EXERCISE PROMPT:
Of all the lines in the material, how many include the word "value"? Give only the number.

(Some records)
============================================================
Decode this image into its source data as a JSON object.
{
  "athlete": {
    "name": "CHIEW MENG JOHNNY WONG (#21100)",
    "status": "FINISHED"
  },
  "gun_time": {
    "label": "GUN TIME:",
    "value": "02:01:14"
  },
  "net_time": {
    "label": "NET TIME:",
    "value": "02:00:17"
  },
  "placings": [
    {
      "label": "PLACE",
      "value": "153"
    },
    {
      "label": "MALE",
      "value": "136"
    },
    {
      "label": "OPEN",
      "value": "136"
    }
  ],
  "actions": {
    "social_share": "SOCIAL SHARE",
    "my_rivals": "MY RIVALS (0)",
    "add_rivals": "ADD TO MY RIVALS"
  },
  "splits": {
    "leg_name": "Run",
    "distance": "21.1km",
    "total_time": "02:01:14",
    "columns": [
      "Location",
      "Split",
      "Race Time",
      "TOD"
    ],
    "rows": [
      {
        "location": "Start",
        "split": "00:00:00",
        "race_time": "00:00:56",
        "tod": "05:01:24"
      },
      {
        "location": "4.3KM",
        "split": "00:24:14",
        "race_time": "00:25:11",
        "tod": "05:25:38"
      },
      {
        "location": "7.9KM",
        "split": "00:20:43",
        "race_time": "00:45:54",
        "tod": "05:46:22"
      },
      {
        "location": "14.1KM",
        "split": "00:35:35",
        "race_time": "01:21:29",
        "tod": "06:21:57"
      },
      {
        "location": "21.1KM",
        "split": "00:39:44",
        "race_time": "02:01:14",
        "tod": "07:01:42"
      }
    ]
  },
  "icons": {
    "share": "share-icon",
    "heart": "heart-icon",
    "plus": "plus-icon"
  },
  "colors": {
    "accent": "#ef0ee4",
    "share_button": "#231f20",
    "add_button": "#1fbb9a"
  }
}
============================================================
EXPECTED ANSWER:
5